> Work to do: Repeat each entry as written and leave the images out of the copy.

+ + + +

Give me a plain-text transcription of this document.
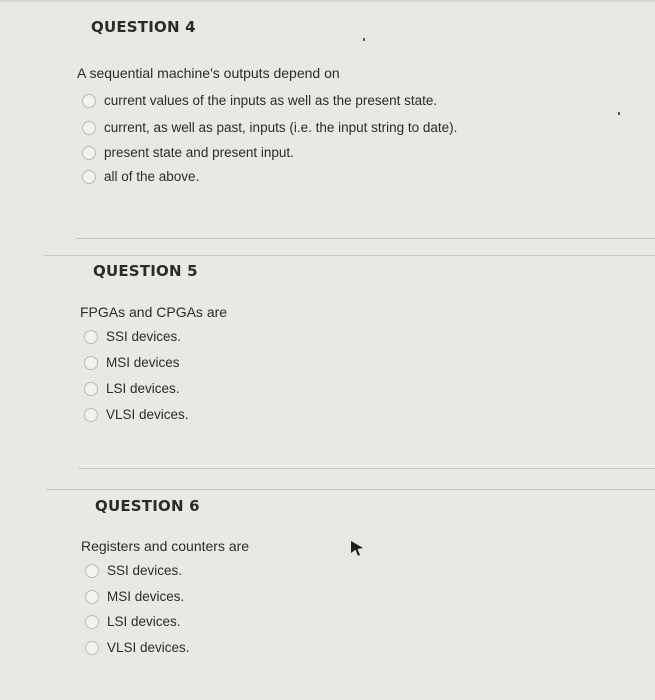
QUESTION 4
A sequential machine's outputs depend on
current values of the inputs as well as the present state.
current, as well as past, inputs (i.e. the input string to date).
present state and present input.
all of the above.
QUESTION 5
FPGAs and CPGAs are
SSI devices.
MSI devices
LSI devices.
VLSI devices.
QUESTION 6
Registers and counters are
SSI devices.
MSI devices.
LSI devices.
VLSI devices.
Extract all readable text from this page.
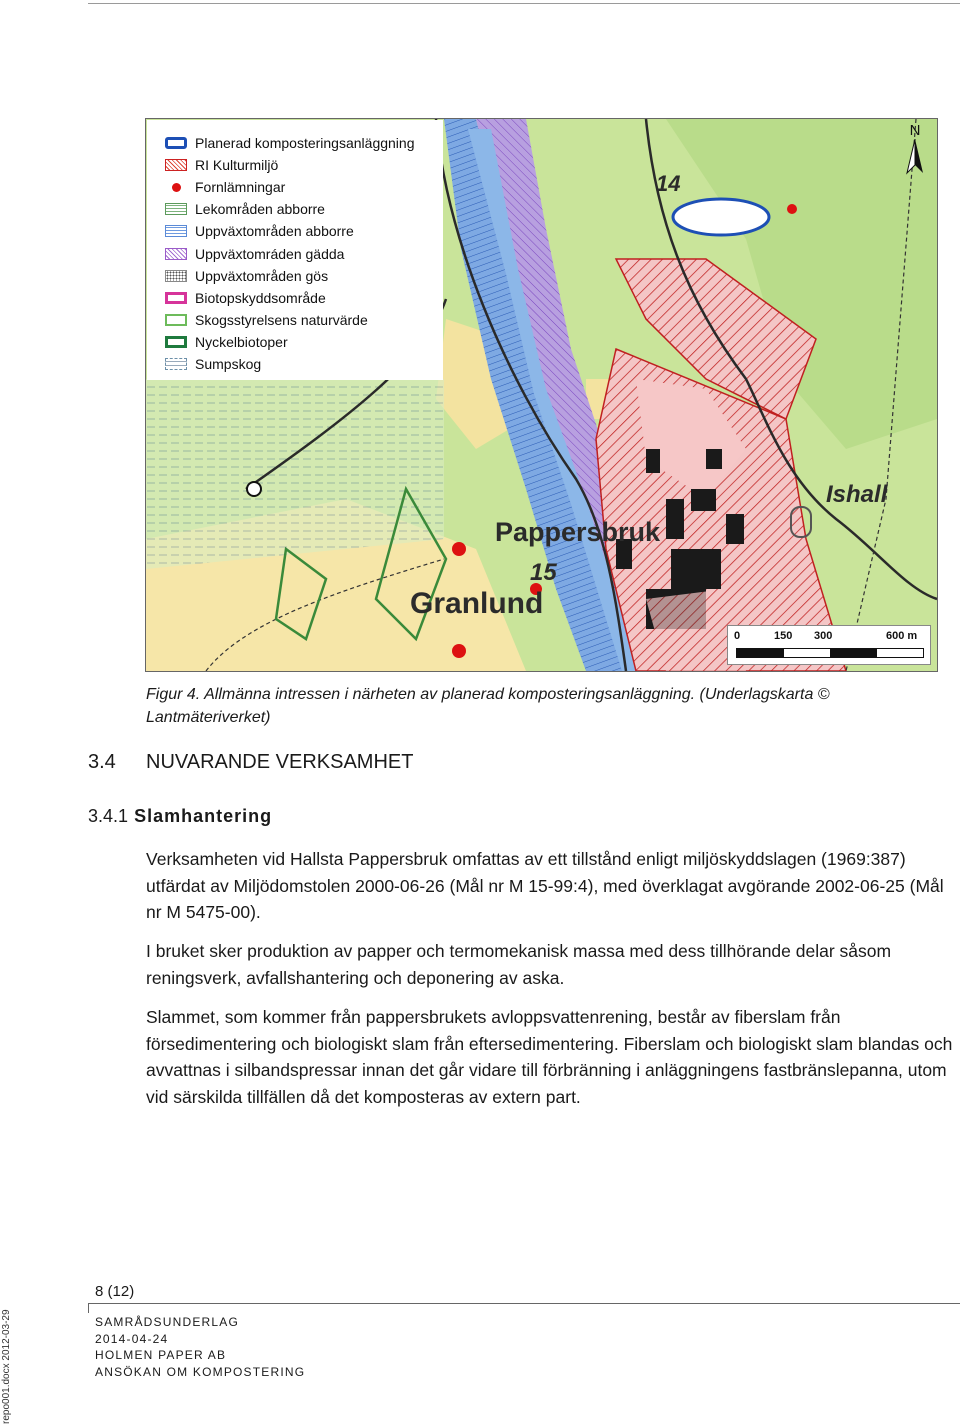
Planerad komposteringsanläggning
RI Kulturmiljö
Fornlämningar
Lekområden abborre
Uppväxtområden abborre
Uppväxtomráden gädda
Uppväxtområden gös
Biotopskyddsområde
Skogsstyrelsens naturvärde
Nyckelbiotoper
Sumpskog
14
Pappersbruk
15
Granlund
Ishall
N
0	150 300	600 m
Figur 4. Allmänna intressen i närheten av planerad komposteringsanläggning. (Underlagskarta © Lantmäteriverket)
3.4 NUVARANDE VERKSAMHET
3.4.1 Slamhantering
Verksamheten vid Hallsta Pappersbruk omfattas av ett tillstånd enligt miljöskyddslagen (1969:387) utfärdat av Miljödomstolen 2000-06-26 (Mål nr M 15-99:4), med överklagat avgörande 2002-06-25 (Mål nr M 5475-00).
I bruket sker produktion av papper och termomekanisk massa med dess tillhörande delar såsom reningsverk, avfallshantering och deponering av aska.
Slammet, som kommer från pappersbrukets avloppsvattenrening, består av fiberslam från försedimentering och biologiskt slam från eftersedimentering. Fiberslam och biologiskt slam blandas och avvattnas i silbandspressar innan det går vidare till förbränning i anläggningens fastbränslepanna, utom vid särskilda tillfällen då det komposteras av extern part.
8 (12)
SAMRÅDSUNDERLAG
2014-04-24
HOLMEN PAPER AB
ANSÖKAN OM KOMPOSTERING
repo001.docx 2012-03-29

+ + + +

> Answer to the exercise:
Give me a plain-text transcription of this document.
QUESTION 4
A sequential machine's outputs depend on
current values of the inputs as well as the present state.
current, as well as past, inputs (i.e. the input string to date).
present state and present input.
all of the above.
QUESTION 5
FPGAs and CPGAs are
SSI devices.
MSI devices
LSI devices.
VLSI devices.
QUESTION 6
Registers and counters are
SSI devices.
MSI devices.
LSI devices.
VLSI devices.
Extract all readable text from this page.
Planerad komposteringsanläggning
RI Kulturmiljö
Fornlämningar
Lekområden abborre
Uppväxtområden abborre
Uppväxtomráden gädda
Uppväxtområden gös
Biotopskyddsområde
Skogsstyrelsens naturvärde
Nyckelbiotoper
Sumpskog
14
Pappersbruk
15
Granlund
Ishall
N
0	150 300	600 m
Figur 4. Allmänna intressen i närheten av planerad komposteringsanläggning. (Underlagskarta © Lantmäteriverket)
3.4 NUVARANDE VERKSAMHET
3.4.1 Slamhantering
Verksamheten vid Hallsta Pappersbruk omfattas av ett tillstånd enligt miljöskyddslagen (1969:387) utfärdat av Miljödomstolen 2000-06-26 (Mål nr M 15-99:4), med överklagat avgörande 2002-06-25 (Mål nr M 5475-00).
I bruket sker produktion av papper och termomekanisk massa med dess tillhörande delar såsom reningsverk, avfallshantering och deponering av aska.
Slammet, som kommer från pappersbrukets avloppsvattenrening, består av fiberslam från försedimentering och biologiskt slam från eftersedimentering. Fiberslam och biologiskt slam blandas och avvattnas i silbandspressar innan det går vidare till förbränning i anläggningens fastbränslepanna, utom vid särskilda tillfällen då det komposteras av extern part.
8 (12)
SAMRÅDSUNDERLAG
2014-04-24
HOLMEN PAPER AB
ANSÖKAN OM KOMPOSTERING
repo001.docx 2012-03-29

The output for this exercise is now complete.